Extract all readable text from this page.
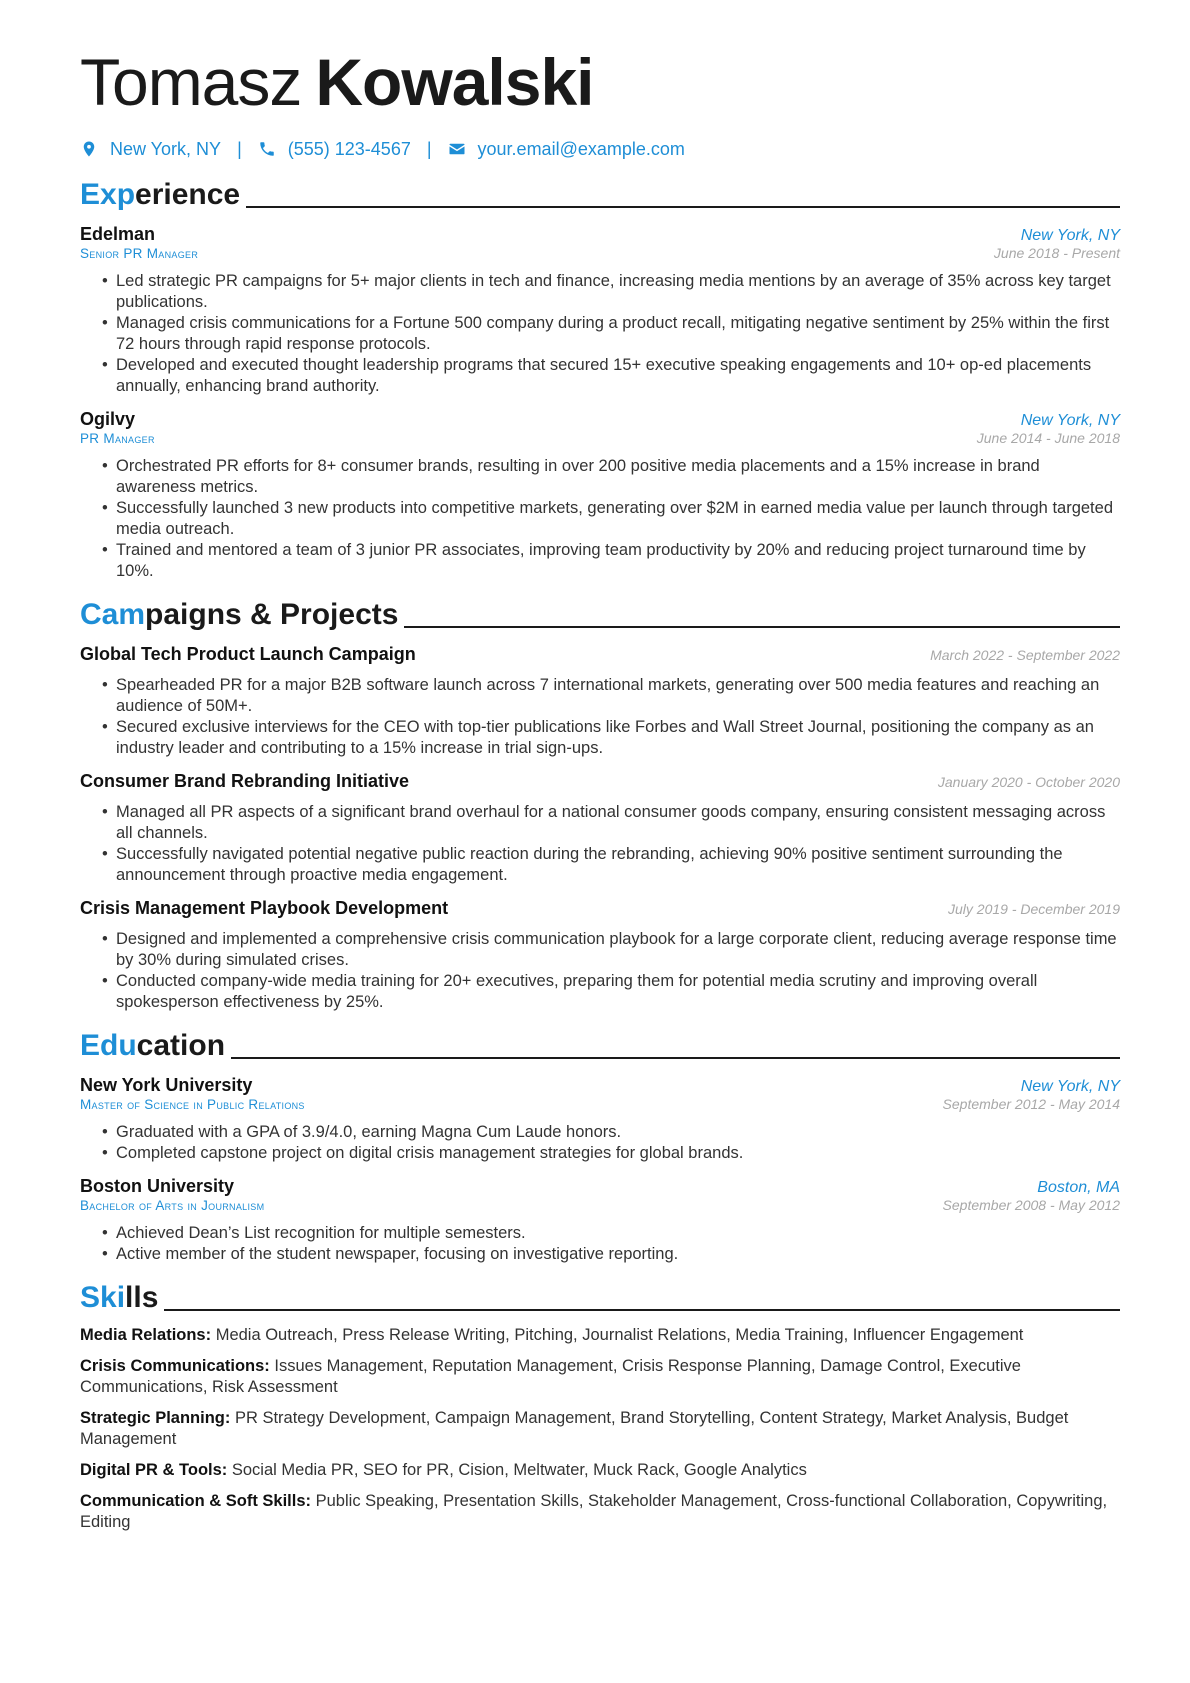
Tomasz Kowalski
New York, NY |	(555) 123-4567 |	your.email@example.com
Experience
Edelman	New York, NY
Senior PR Manager	June 2018 - Present
• Led strategic PR campaigns for 5+ major clients in tech and finance, increasing media mentions by an average of 35% across key target publications.
• Managed crisis communications for a Fortune 500 company during a product recall, mitigating negative sentiment by 25% within the first 72 hours through rapid response protocols.
• Developed and executed thought leadership programs that secured 15+ executive speaking engagements and 10+ op-ed placements annually, enhancing brand authority.
Ogilvy	New York, NY
PR Manager	June 2014 - June 2018
• Orchestrated PR efforts for 8+ consumer brands, resulting in over 200 positive media placements and a 15% increase in brand awareness metrics.
• Successfully launched 3 new products into competitive markets, generating over $2M in earned media value per launch through targeted media outreach.
• Trained and mentored a team of 3 junior PR associates, improving team productivity by 20% and reducing project turnaround time by 10%.
Campaigns & Projects
Global Tech Product Launch Campaign	March 2022 - September 2022
• Spearheaded PR for a major B2B software launch across 7 international markets, generating over 500 media features and reaching an audience of 50M+.
• Secured exclusive interviews for the CEO with top-tier publications like Forbes and Wall Street Journal, positioning the company as an industry leader and contributing to a 15% increase in trial sign-ups.
Consumer Brand Rebranding Initiative	January 2020 - October 2020
• Managed all PR aspects of a significant brand overhaul for a national consumer goods company, ensuring consistent messaging across all channels.
• Successfully navigated potential negative public reaction during the rebranding, achieving 90% positive sentiment surrounding the announcement through proactive media engagement.
Crisis Management Playbook Development	July 2019 - December 2019
• Designed and implemented a comprehensive crisis communication playbook for a large corporate client, reducing average response time by 30% during simulated crises.
• Conducted company-wide media training for 20+ executives, preparing them for potential media scrutiny and improving overall spokesperson effectiveness by 25%.
Education
New York University	New York, NY
Master of Science in Public Relations	September 2012 - May 2014
• Graduated with a GPA of 3.9/4.0, earning Magna Cum Laude honors.
• Completed capstone project on digital crisis management strategies for global brands.
Boston University	Boston, MA
Bachelor of Arts in Journalism	September 2008 - May 2012
• Achieved Dean’s List recognition for multiple semesters.
• Active member of the student newspaper, focusing on investigative reporting.
Skills
Media Relations: Media Outreach, Press Release Writing, Pitching, Journalist Relations, Media Training, Influencer Engagement
Crisis Communications: Issues Management, Reputation Management, Crisis Response Planning, Damage Control, Executive Communications, Risk Assessment
Strategic Planning: PR Strategy Development, Campaign Management, Brand Storytelling, Content Strategy, Market Analysis, Budget Management
Digital PR & Tools: Social Media PR, SEO for PR, Cision, Meltwater, Muck Rack, Google Analytics
Communication & Soft Skills: Public Speaking, Presentation Skills, Stakeholder Management, Cross-functional Collaboration, Copywriting, Editing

What to do: Reply with the number of lines in the material above that contain "Planning", and nothing more.

Final result: 2